Source material:

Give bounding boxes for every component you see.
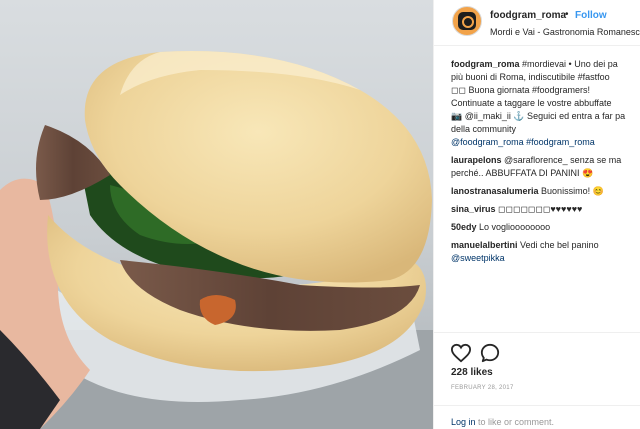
post-actions: 228 likes FEBRUARY 28, 2017 Log in to li…: [434, 332, 640, 429]
comment-mention[interactable]: @sweetpikka: [451, 252, 640, 265]
post-date: FEBRUARY 28, 2017: [451, 385, 514, 391]
instagram-camera-icon: [458, 12, 476, 30]
caption-text: 📷 @ii_maki_ii ⚓ Seguici ed entra a far p…: [451, 111, 626, 121]
comment-bubble-icon[interactable]: [480, 343, 500, 363]
comment-item: manuelalbertini Vedi che bel panino @swe…: [451, 239, 640, 265]
comment-text: perché.. ABBUFFATA DI PANINI 😍: [451, 168, 594, 178]
comment-item: sina_virus ◻◻◻◻◻◻◻♥♥♥♥♥♥: [451, 203, 640, 216]
comment-username[interactable]: lanostranasalumeria: [451, 186, 539, 196]
comment-username[interactable]: 50edy: [451, 222, 477, 232]
comment-text: ◻◻◻◻◻◻◻♥♥♥♥♥♥: [495, 204, 583, 214]
caption-text: della community: [451, 124, 517, 134]
caption-text: #mordievai • Uno dei pa: [519, 59, 618, 69]
comment-text: Buonissimo! 😊: [538, 186, 604, 196]
comment-username[interactable]: manuelalbertini: [451, 240, 518, 250]
username-link[interactable]: foodgram_roma: [490, 10, 566, 21]
login-prompt: to like or comment.: [475, 417, 555, 427]
comment-item: lanostranasalumeria Buonissimo! 😊: [451, 185, 640, 198]
comments-list: foodgram_roma #mordievai • Uno dei pa pi…: [451, 58, 640, 265]
separator-dot: •: [565, 9, 569, 20]
post-sidebar: foodgram_roma • Follow Mordi e Vai - Gas…: [433, 0, 640, 429]
caption: foodgram_roma #mordievai • Uno dei pa pi…: [451, 58, 640, 149]
comment-text: @saraflorence_ senza se ma: [501, 155, 622, 165]
comment-item: 50edy Lo voglioooooooo: [451, 221, 640, 234]
location-link[interactable]: Mordi e Vai - Gastronomia Romanesca: [490, 27, 640, 37]
caption-hashtags[interactable]: @foodgram_roma #foodgram_roma: [451, 136, 640, 149]
comment-text: Vedi che bel panino: [517, 240, 599, 250]
heart-icon[interactable]: [450, 343, 472, 363]
comment-text: Lo voglioooooooo: [476, 222, 551, 232]
post-header: foodgram_roma • Follow Mordi e Vai - Gas…: [434, 0, 640, 46]
post-photo: [0, 0, 433, 429]
login-link[interactable]: Log in: [451, 417, 476, 427]
likes-count[interactable]: 228 likes: [451, 367, 493, 378]
login-bar: Log in to like or comment.: [434, 405, 640, 429]
caption-text: ◻◻ Buona giornata #foodgramers!: [451, 85, 591, 95]
caption-text: più buoni di Roma, indiscutibile #fastfo…: [451, 72, 610, 82]
sandwich-image: [0, 51, 433, 429]
comment-username[interactable]: sina_virus: [451, 204, 496, 214]
avatar[interactable]: [452, 6, 482, 36]
caption-text: Continuate a taggare le vostre abbuffate: [451, 98, 612, 108]
caption-username[interactable]: foodgram_roma: [451, 59, 520, 69]
comment-username[interactable]: laurapelons: [451, 155, 502, 165]
comment-item: laurapelons @saraflorence_ senza se ma p…: [451, 154, 640, 180]
follow-button[interactable]: Follow: [575, 10, 607, 21]
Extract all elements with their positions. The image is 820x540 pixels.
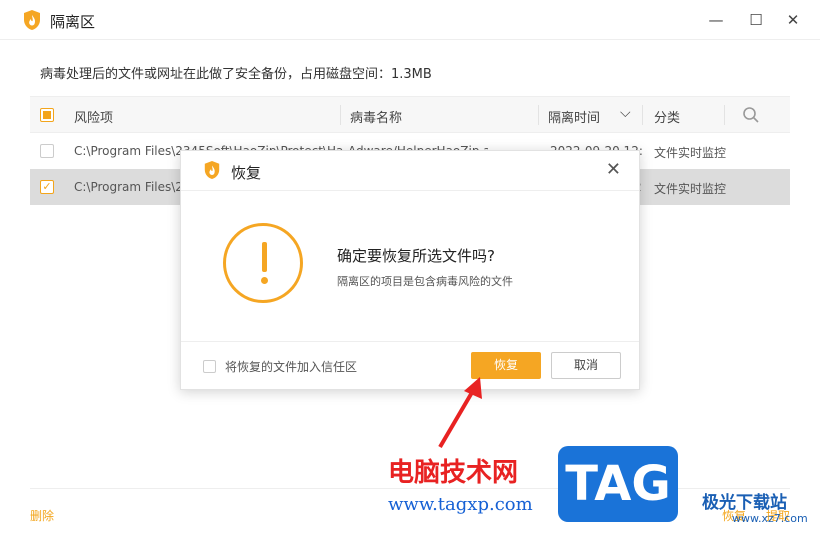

Task description: From the first line to the last, set down the records above exactly and skip the pictures.

Output for this exercise:
Give bounding boxes for every component you see.
post-actions: 228 likes FEBRUARY 28, 2017 Log in to li…: [434, 332, 640, 429]
comment-mention[interactable]: @sweetpikka: [451, 252, 640, 265]
post-date: FEBRUARY 28, 2017: [451, 385, 514, 391]
instagram-camera-icon: [458, 12, 476, 30]
caption-text: 📷 @ii_maki_ii ⚓ Seguici ed entra a far p…: [451, 111, 626, 121]
comment-bubble-icon[interactable]: [480, 343, 500, 363]
comment-item: manuelalbertini Vedi che bel panino @swe…: [451, 239, 640, 265]
comment-text: perché.. ABBUFFATA DI PANINI 😍: [451, 168, 594, 178]
comment-item: sina_virus ◻◻◻◻◻◻◻♥♥♥♥♥♥: [451, 203, 640, 216]
comment-username[interactable]: lanostranasalumeria: [451, 186, 539, 196]
comment-username[interactable]: 50edy: [451, 222, 477, 232]
comment-text: ◻◻◻◻◻◻◻♥♥♥♥♥♥: [495, 204, 583, 214]
caption-text: della community: [451, 124, 517, 134]
caption-text: #mordievai • Uno dei pa: [519, 59, 618, 69]
comment-text: Buonissimo! 😊: [538, 186, 604, 196]
comment-username[interactable]: manuelalbertini: [451, 240, 518, 250]
username-link[interactable]: foodgram_roma: [490, 10, 566, 21]
login-prompt: to like or comment.: [475, 417, 555, 427]
comment-item: lanostranasalumeria Buonissimo! 😊: [451, 185, 640, 198]
comments-list: foodgram_roma #mordievai • Uno dei pa pi…: [451, 58, 640, 265]
separator-dot: •: [565, 9, 569, 20]
post-sidebar: foodgram_roma • Follow Mordi e Vai - Gas…: [433, 0, 640, 429]
caption: foodgram_roma #mordievai • Uno dei pa pi…: [451, 58, 640, 149]
comment-text: @saraflorence_ senza se ma: [501, 155, 622, 165]
comment-item: 50edy Lo voglioooooooo: [451, 221, 640, 234]
location-link[interactable]: Mordi e Vai - Gastronomia Romanesca: [490, 27, 640, 37]
caption-hashtags[interactable]: @foodgram_roma #foodgram_roma: [451, 136, 640, 149]
comment-text: Vedi che bel panino: [517, 240, 599, 250]
heart-icon[interactable]: [450, 343, 472, 363]
comment-text: Lo voglioooooooo: [476, 222, 551, 232]
post-header: foodgram_roma • Follow Mordi e Vai - Gas…: [434, 0, 640, 46]
post-photo: [0, 0, 433, 429]
login-link[interactable]: Log in: [451, 417, 476, 427]
likes-count[interactable]: 228 likes: [451, 367, 493, 378]
login-bar: Log in to like or comment.: [434, 405, 640, 429]
caption-text: ◻◻ Buona giornata #foodgramers!: [451, 85, 591, 95]
caption-text: più buoni di Roma, indiscutibile #fastfo…: [451, 72, 610, 82]
sandwich-image: [0, 51, 433, 429]
comment-username[interactable]: sina_virus: [451, 204, 496, 214]
avatar[interactable]: [452, 6, 482, 36]
caption-text: Continuate a taggare le vostre abbuffate: [451, 98, 612, 108]
caption-username[interactable]: foodgram_roma: [451, 59, 520, 69]
comment-username[interactable]: laurapelons: [451, 155, 502, 165]
comment-item: laurapelons @saraflorence_ senza se ma p…: [451, 154, 640, 180]
follow-button[interactable]: Follow: [575, 10, 607, 21]
Extract all elements with their positions. The image is 820x540 pixels.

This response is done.